**Short exercise:** Identify the lines that include the word "name", then copy all of them.

-- Start Available records --

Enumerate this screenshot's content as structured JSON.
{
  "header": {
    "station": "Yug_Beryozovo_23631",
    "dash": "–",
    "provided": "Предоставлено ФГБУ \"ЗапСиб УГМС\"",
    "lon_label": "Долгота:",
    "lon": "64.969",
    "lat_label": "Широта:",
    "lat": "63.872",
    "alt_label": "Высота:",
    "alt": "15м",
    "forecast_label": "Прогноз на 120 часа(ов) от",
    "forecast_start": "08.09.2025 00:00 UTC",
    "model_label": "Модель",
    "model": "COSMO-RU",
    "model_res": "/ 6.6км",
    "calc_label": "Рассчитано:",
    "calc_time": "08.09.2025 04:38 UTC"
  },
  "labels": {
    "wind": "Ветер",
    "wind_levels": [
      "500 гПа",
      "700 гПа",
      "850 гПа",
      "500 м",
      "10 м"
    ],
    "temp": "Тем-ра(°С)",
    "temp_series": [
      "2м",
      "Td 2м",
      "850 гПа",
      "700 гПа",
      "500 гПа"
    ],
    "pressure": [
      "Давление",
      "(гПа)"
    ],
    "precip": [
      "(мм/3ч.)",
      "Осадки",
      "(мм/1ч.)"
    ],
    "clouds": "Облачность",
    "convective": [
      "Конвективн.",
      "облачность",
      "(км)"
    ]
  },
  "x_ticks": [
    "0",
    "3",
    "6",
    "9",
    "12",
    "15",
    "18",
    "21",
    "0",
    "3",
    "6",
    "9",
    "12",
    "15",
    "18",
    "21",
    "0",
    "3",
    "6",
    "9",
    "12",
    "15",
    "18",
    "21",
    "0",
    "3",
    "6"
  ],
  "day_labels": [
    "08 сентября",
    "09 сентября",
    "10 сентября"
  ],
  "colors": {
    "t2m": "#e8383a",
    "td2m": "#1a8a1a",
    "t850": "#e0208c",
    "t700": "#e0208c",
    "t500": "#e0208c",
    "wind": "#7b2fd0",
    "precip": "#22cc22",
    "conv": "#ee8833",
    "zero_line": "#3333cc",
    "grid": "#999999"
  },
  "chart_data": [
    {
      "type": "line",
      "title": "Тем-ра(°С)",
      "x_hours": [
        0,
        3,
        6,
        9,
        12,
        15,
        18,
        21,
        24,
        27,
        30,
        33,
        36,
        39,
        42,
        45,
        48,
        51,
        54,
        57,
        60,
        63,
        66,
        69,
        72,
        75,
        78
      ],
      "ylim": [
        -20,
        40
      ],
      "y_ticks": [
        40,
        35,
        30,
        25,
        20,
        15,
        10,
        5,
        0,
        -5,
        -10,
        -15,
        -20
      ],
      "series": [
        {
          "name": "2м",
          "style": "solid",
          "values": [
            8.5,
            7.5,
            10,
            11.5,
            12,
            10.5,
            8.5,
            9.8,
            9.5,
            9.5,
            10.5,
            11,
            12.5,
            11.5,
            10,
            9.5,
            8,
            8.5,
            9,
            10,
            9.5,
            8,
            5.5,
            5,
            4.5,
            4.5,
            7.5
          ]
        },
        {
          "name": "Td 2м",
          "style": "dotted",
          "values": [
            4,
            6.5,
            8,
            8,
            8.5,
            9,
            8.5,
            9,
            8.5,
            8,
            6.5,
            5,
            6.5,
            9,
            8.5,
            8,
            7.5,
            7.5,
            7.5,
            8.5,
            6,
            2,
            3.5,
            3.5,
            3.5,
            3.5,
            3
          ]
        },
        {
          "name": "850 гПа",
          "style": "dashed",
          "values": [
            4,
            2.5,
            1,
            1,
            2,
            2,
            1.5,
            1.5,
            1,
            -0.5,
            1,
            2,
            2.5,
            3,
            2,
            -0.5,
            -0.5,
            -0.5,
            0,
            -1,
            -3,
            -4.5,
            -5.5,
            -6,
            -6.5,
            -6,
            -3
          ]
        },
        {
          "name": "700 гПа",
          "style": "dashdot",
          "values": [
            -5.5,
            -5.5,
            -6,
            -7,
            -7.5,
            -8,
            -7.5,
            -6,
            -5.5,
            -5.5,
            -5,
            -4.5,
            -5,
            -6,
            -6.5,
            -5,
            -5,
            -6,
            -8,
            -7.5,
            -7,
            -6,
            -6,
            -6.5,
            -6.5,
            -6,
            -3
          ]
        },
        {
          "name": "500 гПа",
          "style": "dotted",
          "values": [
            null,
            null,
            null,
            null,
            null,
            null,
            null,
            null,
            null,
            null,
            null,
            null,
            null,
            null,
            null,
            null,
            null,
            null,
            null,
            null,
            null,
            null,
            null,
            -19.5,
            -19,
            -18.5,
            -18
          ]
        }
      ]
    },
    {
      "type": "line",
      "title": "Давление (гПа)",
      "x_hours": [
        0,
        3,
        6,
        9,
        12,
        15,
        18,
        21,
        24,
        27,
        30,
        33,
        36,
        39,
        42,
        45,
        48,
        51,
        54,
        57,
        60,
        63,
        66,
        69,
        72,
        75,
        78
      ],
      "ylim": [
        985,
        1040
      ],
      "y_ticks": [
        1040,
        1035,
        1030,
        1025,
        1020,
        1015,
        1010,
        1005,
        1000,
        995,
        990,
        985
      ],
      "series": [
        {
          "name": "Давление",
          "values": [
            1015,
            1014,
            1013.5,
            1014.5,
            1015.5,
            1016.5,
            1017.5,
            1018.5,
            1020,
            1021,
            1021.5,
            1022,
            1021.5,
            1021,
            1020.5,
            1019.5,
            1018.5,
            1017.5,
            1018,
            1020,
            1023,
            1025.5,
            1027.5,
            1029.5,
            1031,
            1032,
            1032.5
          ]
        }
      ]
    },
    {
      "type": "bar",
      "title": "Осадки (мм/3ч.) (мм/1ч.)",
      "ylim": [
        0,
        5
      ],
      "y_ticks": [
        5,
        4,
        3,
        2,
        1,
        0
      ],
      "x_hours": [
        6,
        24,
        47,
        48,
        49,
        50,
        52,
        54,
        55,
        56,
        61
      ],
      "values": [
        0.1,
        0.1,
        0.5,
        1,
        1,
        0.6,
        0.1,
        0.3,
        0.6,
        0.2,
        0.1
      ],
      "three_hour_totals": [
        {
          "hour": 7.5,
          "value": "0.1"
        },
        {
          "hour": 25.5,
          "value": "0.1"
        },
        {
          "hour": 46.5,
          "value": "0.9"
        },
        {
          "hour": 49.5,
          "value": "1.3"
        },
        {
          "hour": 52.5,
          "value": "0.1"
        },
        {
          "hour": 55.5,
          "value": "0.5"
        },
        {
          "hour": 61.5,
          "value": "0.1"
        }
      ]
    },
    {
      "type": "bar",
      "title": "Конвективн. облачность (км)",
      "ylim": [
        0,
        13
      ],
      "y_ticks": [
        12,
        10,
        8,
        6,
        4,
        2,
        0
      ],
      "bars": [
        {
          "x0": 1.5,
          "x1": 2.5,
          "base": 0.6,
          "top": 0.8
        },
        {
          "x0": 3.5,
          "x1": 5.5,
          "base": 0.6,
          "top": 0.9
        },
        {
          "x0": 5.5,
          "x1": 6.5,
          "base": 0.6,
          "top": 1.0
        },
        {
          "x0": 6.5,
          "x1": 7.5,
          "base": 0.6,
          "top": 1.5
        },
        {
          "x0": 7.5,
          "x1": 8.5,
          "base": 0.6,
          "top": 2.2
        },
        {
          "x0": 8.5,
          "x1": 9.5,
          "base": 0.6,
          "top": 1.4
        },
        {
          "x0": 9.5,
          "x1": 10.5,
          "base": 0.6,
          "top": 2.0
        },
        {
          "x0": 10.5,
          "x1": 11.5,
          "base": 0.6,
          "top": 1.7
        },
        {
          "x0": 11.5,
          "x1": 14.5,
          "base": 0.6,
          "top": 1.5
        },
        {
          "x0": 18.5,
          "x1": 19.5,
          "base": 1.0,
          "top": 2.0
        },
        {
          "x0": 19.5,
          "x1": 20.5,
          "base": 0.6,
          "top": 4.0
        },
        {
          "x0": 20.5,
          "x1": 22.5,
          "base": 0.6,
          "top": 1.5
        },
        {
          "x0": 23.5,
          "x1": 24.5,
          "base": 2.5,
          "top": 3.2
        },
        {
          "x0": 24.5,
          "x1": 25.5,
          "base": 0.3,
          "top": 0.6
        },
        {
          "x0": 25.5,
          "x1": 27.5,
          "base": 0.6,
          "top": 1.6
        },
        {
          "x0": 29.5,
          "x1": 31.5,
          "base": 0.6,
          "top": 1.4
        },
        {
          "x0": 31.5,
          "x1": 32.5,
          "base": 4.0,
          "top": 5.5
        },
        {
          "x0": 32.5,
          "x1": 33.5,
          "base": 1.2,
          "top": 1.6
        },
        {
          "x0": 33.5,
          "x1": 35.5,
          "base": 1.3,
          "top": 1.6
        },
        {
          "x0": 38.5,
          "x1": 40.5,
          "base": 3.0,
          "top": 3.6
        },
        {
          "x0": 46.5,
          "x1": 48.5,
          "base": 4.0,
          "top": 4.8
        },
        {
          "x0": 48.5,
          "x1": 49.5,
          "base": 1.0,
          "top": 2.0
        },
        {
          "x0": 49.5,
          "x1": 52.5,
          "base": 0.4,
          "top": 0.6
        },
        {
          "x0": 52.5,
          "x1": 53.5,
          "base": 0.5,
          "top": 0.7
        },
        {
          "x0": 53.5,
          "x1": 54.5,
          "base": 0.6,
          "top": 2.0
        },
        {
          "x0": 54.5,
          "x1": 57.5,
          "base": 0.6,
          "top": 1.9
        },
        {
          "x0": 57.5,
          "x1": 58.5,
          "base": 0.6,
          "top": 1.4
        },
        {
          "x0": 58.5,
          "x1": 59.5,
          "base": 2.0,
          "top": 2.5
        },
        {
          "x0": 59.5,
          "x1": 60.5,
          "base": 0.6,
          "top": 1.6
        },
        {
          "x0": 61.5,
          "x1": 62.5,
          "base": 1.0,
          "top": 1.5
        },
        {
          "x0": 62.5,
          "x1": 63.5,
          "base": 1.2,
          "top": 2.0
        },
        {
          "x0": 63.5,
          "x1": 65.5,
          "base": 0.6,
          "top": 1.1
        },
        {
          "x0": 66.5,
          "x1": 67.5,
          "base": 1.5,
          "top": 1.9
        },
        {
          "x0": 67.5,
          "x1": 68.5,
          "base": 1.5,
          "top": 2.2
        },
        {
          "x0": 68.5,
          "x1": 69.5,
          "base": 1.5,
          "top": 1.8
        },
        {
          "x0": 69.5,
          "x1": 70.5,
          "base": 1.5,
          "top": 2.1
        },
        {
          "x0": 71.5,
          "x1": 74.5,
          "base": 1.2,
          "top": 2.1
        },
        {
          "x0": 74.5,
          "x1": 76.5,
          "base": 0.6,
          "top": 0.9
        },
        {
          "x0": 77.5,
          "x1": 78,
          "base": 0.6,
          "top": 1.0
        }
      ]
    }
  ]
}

-- End Available records --

**Task answer:**
          "name": "2м",
          "name": "Td 2м",
          "name": "850 гПа",
          "name": "700 гПа",
          "name": "500 гПа",
          "name": "Давление",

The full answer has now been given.